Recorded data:

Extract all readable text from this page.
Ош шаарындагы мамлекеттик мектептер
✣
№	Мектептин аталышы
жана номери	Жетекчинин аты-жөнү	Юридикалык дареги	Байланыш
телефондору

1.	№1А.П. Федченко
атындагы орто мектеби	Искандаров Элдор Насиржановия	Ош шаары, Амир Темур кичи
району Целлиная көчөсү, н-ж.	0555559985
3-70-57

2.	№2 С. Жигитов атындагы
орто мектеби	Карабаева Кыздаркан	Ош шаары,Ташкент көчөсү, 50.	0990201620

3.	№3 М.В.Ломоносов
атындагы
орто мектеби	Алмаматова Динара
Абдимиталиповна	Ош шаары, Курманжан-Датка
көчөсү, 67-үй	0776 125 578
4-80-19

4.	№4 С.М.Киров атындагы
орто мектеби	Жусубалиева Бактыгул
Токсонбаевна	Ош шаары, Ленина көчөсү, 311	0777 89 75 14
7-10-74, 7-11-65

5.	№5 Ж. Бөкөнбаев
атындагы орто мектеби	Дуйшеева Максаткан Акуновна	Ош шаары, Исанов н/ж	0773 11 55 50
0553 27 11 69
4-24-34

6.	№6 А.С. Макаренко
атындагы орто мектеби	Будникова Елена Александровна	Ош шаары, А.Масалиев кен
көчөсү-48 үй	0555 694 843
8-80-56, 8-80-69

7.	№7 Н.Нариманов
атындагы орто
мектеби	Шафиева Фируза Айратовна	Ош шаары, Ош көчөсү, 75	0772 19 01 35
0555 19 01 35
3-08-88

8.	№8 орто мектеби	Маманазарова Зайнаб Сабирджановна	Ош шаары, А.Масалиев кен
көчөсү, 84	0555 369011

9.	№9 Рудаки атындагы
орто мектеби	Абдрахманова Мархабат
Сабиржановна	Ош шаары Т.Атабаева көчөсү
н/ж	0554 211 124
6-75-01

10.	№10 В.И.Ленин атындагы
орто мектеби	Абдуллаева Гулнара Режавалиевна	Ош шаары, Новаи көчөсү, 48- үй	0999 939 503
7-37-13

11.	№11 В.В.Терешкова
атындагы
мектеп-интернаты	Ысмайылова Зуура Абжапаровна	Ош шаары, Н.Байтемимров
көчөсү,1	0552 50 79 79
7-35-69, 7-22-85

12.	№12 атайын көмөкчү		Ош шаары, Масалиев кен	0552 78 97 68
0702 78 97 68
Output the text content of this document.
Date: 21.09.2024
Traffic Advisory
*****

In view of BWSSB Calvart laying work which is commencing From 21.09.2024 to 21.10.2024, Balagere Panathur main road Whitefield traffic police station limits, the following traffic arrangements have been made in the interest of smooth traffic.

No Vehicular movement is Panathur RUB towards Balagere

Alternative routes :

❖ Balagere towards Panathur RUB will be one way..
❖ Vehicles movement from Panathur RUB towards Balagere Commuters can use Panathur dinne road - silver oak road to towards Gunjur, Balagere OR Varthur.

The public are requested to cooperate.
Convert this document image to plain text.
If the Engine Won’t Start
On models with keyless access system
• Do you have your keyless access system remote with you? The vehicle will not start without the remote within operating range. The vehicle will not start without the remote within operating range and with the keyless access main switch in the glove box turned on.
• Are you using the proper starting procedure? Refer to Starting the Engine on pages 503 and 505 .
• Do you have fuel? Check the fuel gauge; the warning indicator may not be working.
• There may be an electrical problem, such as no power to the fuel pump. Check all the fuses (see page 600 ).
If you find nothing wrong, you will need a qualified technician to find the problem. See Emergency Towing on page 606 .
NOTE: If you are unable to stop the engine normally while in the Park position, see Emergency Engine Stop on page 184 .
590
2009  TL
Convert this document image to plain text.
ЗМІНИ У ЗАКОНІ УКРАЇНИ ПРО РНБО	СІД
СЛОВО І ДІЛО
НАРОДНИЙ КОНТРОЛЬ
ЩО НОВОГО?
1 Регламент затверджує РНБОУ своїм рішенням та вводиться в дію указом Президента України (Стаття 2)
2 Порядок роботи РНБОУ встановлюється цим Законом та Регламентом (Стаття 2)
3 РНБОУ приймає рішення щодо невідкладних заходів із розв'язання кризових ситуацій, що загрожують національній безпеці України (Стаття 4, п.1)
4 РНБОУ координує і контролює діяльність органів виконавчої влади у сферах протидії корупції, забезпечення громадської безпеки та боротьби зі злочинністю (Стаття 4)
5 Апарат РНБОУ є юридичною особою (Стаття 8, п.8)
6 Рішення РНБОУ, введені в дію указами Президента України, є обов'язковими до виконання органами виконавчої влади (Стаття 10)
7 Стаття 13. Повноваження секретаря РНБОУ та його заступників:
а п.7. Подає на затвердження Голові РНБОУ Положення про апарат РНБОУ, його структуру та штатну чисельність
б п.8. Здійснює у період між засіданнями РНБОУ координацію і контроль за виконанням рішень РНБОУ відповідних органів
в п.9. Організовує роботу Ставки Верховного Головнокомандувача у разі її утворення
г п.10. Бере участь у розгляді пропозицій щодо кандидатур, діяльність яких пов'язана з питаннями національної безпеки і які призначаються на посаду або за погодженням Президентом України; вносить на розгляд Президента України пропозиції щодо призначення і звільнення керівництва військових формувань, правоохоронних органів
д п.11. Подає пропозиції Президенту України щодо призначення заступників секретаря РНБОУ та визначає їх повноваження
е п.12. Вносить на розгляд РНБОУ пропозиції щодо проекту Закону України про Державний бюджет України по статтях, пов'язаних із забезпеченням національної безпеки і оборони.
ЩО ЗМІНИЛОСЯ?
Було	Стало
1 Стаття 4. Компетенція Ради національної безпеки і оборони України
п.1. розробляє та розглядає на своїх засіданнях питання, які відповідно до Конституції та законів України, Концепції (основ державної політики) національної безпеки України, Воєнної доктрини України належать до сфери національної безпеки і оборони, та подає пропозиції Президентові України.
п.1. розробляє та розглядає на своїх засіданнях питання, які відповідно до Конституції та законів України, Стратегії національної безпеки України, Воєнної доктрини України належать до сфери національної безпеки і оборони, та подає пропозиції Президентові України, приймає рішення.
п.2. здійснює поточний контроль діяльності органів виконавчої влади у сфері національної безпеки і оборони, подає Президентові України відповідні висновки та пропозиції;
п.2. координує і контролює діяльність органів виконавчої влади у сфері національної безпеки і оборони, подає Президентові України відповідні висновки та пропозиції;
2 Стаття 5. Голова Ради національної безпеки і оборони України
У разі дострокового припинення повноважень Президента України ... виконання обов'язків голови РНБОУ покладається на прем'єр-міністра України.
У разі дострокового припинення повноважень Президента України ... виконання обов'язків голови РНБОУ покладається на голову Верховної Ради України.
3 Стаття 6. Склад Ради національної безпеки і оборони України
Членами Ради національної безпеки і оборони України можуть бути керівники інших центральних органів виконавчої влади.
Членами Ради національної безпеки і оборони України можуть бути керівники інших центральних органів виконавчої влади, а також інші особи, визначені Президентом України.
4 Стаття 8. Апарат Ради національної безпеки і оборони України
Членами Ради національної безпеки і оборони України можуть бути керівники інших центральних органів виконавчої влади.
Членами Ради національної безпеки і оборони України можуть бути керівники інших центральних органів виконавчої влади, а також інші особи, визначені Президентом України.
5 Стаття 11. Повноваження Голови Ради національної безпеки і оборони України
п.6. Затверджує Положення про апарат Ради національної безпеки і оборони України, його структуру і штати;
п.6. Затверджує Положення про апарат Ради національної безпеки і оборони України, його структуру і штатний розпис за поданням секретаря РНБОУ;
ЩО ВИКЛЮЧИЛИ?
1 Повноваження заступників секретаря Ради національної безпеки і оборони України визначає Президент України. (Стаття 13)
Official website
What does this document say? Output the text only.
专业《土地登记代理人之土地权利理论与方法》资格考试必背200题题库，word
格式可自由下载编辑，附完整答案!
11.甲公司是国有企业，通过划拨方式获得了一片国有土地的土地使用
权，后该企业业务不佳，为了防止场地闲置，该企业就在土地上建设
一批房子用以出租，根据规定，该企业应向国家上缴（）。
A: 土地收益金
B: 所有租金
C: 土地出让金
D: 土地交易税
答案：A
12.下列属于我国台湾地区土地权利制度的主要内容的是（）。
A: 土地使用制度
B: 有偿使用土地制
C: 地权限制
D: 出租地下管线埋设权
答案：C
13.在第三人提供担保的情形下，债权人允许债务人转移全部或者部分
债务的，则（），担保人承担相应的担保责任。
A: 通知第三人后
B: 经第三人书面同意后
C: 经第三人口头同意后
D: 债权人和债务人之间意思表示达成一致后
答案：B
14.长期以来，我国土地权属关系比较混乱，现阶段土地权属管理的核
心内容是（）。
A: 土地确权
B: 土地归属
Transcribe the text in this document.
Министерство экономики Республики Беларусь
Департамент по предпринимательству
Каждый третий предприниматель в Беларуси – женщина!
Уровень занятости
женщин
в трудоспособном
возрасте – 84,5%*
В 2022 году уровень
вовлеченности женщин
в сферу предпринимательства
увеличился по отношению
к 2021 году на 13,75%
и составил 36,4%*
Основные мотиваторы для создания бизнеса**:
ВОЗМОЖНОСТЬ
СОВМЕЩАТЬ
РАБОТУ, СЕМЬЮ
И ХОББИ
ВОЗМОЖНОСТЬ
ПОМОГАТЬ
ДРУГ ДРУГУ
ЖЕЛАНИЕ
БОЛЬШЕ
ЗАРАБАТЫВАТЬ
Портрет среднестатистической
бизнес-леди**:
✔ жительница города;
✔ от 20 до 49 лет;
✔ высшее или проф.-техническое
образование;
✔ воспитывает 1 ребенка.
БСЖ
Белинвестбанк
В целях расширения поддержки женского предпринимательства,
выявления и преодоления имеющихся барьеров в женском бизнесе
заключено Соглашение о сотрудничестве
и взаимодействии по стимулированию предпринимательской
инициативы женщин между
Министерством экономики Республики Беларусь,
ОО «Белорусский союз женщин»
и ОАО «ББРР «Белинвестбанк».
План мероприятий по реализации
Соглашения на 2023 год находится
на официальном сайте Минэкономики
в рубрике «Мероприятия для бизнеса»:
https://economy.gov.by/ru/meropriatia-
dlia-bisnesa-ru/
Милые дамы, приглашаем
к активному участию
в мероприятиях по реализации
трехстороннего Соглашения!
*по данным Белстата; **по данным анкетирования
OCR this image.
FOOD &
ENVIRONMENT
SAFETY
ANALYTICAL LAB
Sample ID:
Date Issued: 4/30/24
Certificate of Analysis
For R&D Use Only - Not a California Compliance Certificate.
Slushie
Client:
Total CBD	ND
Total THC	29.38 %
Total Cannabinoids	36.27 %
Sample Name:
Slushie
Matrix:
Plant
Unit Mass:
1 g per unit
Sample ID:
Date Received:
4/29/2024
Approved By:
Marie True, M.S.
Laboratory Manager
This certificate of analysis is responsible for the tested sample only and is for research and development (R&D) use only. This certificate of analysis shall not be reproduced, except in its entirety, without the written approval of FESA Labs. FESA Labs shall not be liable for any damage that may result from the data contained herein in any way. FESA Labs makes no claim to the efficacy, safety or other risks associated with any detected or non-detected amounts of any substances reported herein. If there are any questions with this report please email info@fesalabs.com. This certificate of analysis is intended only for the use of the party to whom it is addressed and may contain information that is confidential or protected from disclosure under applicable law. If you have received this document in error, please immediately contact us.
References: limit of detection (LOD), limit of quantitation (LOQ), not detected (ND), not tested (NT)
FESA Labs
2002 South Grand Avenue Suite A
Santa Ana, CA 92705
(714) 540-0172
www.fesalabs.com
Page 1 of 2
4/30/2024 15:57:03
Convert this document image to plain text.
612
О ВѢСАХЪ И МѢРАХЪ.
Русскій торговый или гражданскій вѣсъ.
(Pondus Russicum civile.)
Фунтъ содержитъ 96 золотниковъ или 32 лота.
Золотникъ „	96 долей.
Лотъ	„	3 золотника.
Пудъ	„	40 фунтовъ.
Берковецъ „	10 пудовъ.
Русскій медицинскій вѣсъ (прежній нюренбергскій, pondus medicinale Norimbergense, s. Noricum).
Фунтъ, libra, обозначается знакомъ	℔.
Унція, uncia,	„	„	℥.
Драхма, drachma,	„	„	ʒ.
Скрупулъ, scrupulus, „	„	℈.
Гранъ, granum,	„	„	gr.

Work to do: Look through the material above and work out how many of its lines contain "заступників". State the number only.

Response to the exercise: 3